** START **

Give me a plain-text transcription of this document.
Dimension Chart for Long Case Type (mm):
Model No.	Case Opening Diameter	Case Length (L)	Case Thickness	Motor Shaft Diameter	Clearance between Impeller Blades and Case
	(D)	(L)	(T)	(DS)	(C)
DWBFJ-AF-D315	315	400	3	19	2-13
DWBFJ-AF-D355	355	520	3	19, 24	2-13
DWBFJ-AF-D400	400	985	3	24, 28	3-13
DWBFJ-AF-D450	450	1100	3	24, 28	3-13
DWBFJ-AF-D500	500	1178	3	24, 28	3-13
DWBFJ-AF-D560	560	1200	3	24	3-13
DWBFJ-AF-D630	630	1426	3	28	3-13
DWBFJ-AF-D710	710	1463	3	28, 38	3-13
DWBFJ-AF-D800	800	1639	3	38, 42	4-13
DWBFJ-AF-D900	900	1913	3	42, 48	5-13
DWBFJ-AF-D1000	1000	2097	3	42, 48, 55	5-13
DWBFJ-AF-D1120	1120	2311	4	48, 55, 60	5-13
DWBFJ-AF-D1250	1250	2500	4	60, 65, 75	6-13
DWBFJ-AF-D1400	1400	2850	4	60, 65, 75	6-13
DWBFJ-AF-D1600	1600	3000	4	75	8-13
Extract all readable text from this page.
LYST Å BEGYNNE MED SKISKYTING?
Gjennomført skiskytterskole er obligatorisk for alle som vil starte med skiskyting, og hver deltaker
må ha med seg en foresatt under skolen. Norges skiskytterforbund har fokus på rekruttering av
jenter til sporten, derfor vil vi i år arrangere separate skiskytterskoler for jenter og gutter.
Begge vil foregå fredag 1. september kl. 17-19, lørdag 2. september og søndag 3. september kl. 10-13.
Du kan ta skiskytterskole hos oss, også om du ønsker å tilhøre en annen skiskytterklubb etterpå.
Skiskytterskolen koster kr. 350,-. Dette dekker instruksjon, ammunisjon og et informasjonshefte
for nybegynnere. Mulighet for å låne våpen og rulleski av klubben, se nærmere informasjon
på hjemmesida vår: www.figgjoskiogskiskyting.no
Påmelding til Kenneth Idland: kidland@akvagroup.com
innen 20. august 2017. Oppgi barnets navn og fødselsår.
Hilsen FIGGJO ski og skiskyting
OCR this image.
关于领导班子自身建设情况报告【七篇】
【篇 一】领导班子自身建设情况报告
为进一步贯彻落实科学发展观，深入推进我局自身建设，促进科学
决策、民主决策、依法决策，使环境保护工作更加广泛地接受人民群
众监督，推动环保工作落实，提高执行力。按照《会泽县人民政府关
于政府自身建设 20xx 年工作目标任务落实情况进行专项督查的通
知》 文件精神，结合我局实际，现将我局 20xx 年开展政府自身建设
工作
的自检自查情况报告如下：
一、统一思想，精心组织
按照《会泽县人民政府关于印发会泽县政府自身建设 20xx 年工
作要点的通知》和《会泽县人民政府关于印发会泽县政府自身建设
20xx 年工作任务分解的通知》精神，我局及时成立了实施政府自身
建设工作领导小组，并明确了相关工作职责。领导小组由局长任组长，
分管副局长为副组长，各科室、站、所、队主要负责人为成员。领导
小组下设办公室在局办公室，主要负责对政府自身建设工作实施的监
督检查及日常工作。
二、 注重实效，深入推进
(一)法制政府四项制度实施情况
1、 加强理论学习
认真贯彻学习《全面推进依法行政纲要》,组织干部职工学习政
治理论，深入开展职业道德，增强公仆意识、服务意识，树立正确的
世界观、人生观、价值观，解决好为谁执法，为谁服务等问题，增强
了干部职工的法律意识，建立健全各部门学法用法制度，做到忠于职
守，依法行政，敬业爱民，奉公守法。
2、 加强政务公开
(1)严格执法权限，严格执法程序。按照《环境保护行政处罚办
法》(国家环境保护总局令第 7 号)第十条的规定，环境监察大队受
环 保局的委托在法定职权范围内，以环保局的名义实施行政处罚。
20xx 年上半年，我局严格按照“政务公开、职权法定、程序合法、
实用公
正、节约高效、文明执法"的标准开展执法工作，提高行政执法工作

** END **

## What you will do
Reproduce exactly the lines from the one containing "OCR this image." through the last line of the records above, including both, and nothing else.

## The result
OCR this image.
关于领导班子自身建设情况报告【七篇】
【篇 一】领导班子自身建设情况报告
为进一步贯彻落实科学发展观，深入推进我局自身建设，促进科学
决策、民主决策、依法决策，使环境保护工作更加广泛地接受人民群
众监督，推动环保工作落实，提高执行力。按照《会泽县人民政府关
于政府自身建设 20xx 年工作目标任务落实情况进行专项督查的通
知》 文件精神，结合我局实际，现将我局 20xx 年开展政府自身建设
工作
的自检自查情况报告如下：
一、统一思想，精心组织
按照《会泽县人民政府关于印发会泽县政府自身建设 20xx 年工
作要点的通知》和《会泽县人民政府关于印发会泽县政府自身建设
20xx 年工作任务分解的通知》精神，我局及时成立了实施政府自身
建设工作领导小组，并明确了相关工作职责。领导小组由局长任组长，
分管副局长为副组长，各科室、站、所、队主要负责人为成员。领导
小组下设办公室在局办公室，主要负责对政府自身建设工作实施的监
督检查及日常工作。
二、 注重实效，深入推进
(一)法制政府四项制度实施情况
1、 加强理论学习
认真贯彻学习《全面推进依法行政纲要》,组织干部职工学习政
治理论，深入开展职业道德，增强公仆意识、服务意识，树立正确的
世界观、人生观、价值观，解决好为谁执法，为谁服务等问题，增强
了干部职工的法律意识，建立健全各部门学法用法制度，做到忠于职
守，依法行政，敬业爱民，奉公守法。
2、 加强政务公开
(1)严格执法权限，严格执法程序。按照《环境保护行政处罚办
法》(国家环境保护总局令第 7 号)第十条的规定，环境监察大队受
环 保局的委托在法定职权范围内，以环保局的名义实施行政处罚。
20xx 年上半年，我局严格按照“政务公开、职权法定、程序合法、
实用公
正、节约高效、文明执法"的标准开展执法工作，提高行政执法工作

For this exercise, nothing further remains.